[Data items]
....
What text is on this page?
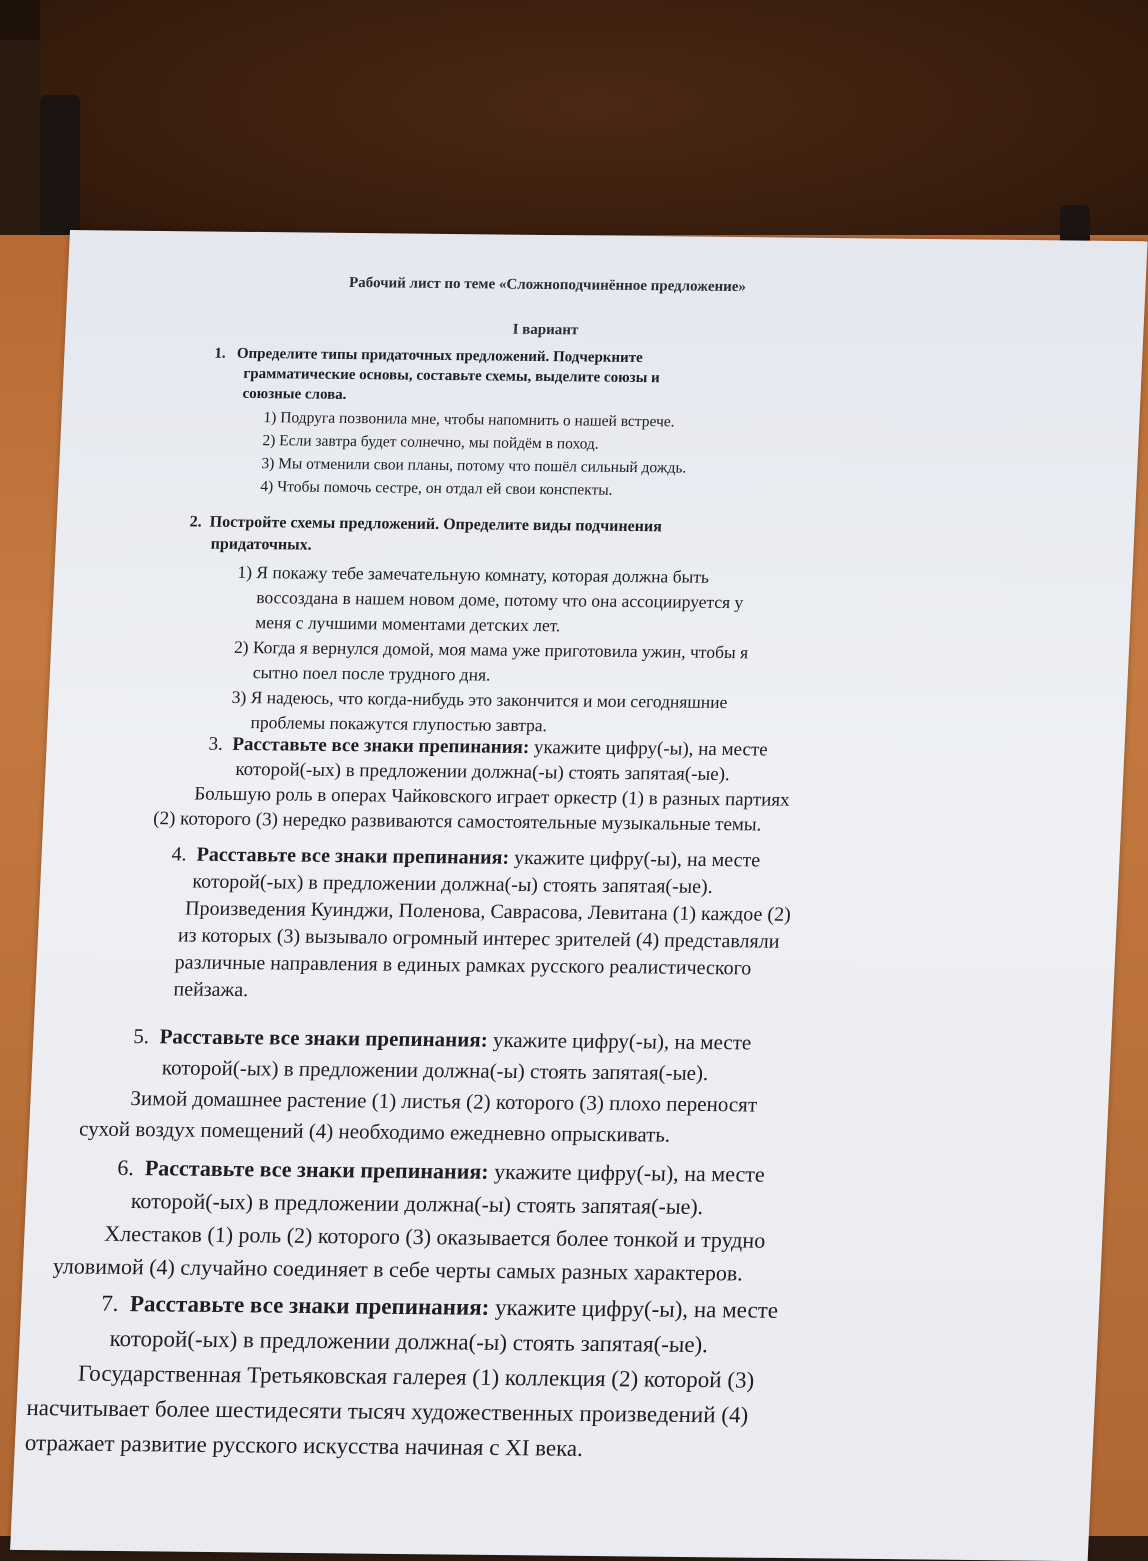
Рабочий лист по теме «Сложноподчинённое предложение»
I вариант
1. Определите типы придаточных предложений. Подчеркните
грамматические основы, составьте схемы, выделите союзы и
союзные слова.
1) Подруга позвонила мне, чтобы напомнить о нашей встрече.
2) Если завтра будет солнечно, мы пойдём в поход.
3) Мы отменили свои планы, потому что пошёл сильный дождь.
4) Чтобы помочь сестре, он отдал ей свои конспекты.
2. Постройте схемы предложений. Определите виды подчинения
придаточных.
1) Я покажу тебе замечательную комнату, которая должна быть
воссоздана в нашем новом доме, потому что она ассоциируется у
меня с лучшими моментами детских лет.
2) Когда я вернулся домой, моя мама уже приготовила ужин, чтобы я
сытно поел после трудного дня.
3) Я надеюсь, что когда-нибудь это закончится и мои сегодняшние
проблемы покажутся глупостью завтра.
3. Расставьте все знаки препинания: укажите цифру(-ы), на месте
которой(-ых) в предложении должна(-ы) стоять запятая(-ые).
Большую роль в операх Чайковского играет оркестр (1) в разных партиях
(2) которого (3) нередко развиваются самостоятельные музыкальные темы.
4. Расставьте все знаки препинания: укажите цифру(-ы), на месте
которой(-ых) в предложении должна(-ы) стоять запятая(-ые).
Произведения Куинджи, Поленова, Саврасова, Левитана (1) каждое (2)
из которых (3) вызывало огромный интерес зрителей (4) представляли
различные направления в единых рамках русского реалистического
пейзажа.
5. Расставьте все знаки препинания: укажите цифру(-ы), на месте
которой(-ых) в предложении должна(-ы) стоять запятая(-ые).
Зимой домашнее растение (1) листья (2) которого (3) плохо переносят
сухой воздух помещений (4) необходимо ежедневно опрыскивать.
6. Расставьте все знаки препинания: укажите цифру(-ы), на месте
которой(-ых) в предложении должна(-ы) стоять запятая(-ые).
Хлестаков (1) роль (2) которого (3) оказывается более тонкой и трудно
уловимой (4) случайно соединяет в себе черты самых разных характеров.
7. Расставьте все знаки препинания: укажите цифру(-ы), на месте
которой(-ых) в предложении должна(-ы) стоять запятая(-ые).
Государственная Третьяковская галерея (1) коллекция (2) которой (3)
насчитывает более шестидесяти тысяч художественных произведений (4)
отражает развитие русского искусства начиная с XI века.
....
| Instructions for the task |
Quote the material word for word, dropping any images it holds.

| Completed task |
What text is on this page?
Рабочий лист по теме «Сложноподчинённое предложение»
I вариант
1. Определите типы придаточных предложений. Подчеркните
грамматические основы, составьте схемы, выделите союзы и
союзные слова.
1) Подруга позвонила мне, чтобы напомнить о нашей встрече.
2) Если завтра будет солнечно, мы пойдём в поход.
3) Мы отменили свои планы, потому что пошёл сильный дождь.
4) Чтобы помочь сестре, он отдал ей свои конспекты.
2. Постройте схемы предложений. Определите виды подчинения
придаточных.
1) Я покажу тебе замечательную комнату, которая должна быть
воссоздана в нашем новом доме, потому что она ассоциируется у
меня с лучшими моментами детских лет.
2) Когда я вернулся домой, моя мама уже приготовила ужин, чтобы я
сытно поел после трудного дня.
3) Я надеюсь, что когда-нибудь это закончится и мои сегодняшние
проблемы покажутся глупостью завтра.
3. Расставьте все знаки препинания: укажите цифру(-ы), на месте
которой(-ых) в предложении должна(-ы) стоять запятая(-ые).
Большую роль в операх Чайковского играет оркестр (1) в разных партиях
(2) которого (3) нередко развиваются самостоятельные музыкальные темы.
4. Расставьте все знаки препинания: укажите цифру(-ы), на месте
которой(-ых) в предложении должна(-ы) стоять запятая(-ые).
Произведения Куинджи, Поленова, Саврасова, Левитана (1) каждое (2)
из которых (3) вызывало огромный интерес зрителей (4) представляли
различные направления в единых рамках русского реалистического
пейзажа.
5. Расставьте все знаки препинания: укажите цифру(-ы), на месте
которой(-ых) в предложении должна(-ы) стоять запятая(-ые).
Зимой домашнее растение (1) листья (2) которого (3) плохо переносят
сухой воздух помещений (4) необходимо ежедневно опрыскивать.
6. Расставьте все знаки препинания: укажите цифру(-ы), на месте
которой(-ых) в предложении должна(-ы) стоять запятая(-ые).
Хлестаков (1) роль (2) которого (3) оказывается более тонкой и трудно
уловимой (4) случайно соединяет в себе черты самых разных характеров.
7. Расставьте все знаки препинания: укажите цифру(-ы), на месте
которой(-ых) в предложении должна(-ы) стоять запятая(-ые).
Государственная Третьяковская галерея (1) коллекция (2) которой (3)
насчитывает более шестидесяти тысяч художественных произведений (4)
отражает развитие русского искусства начиная с XI века.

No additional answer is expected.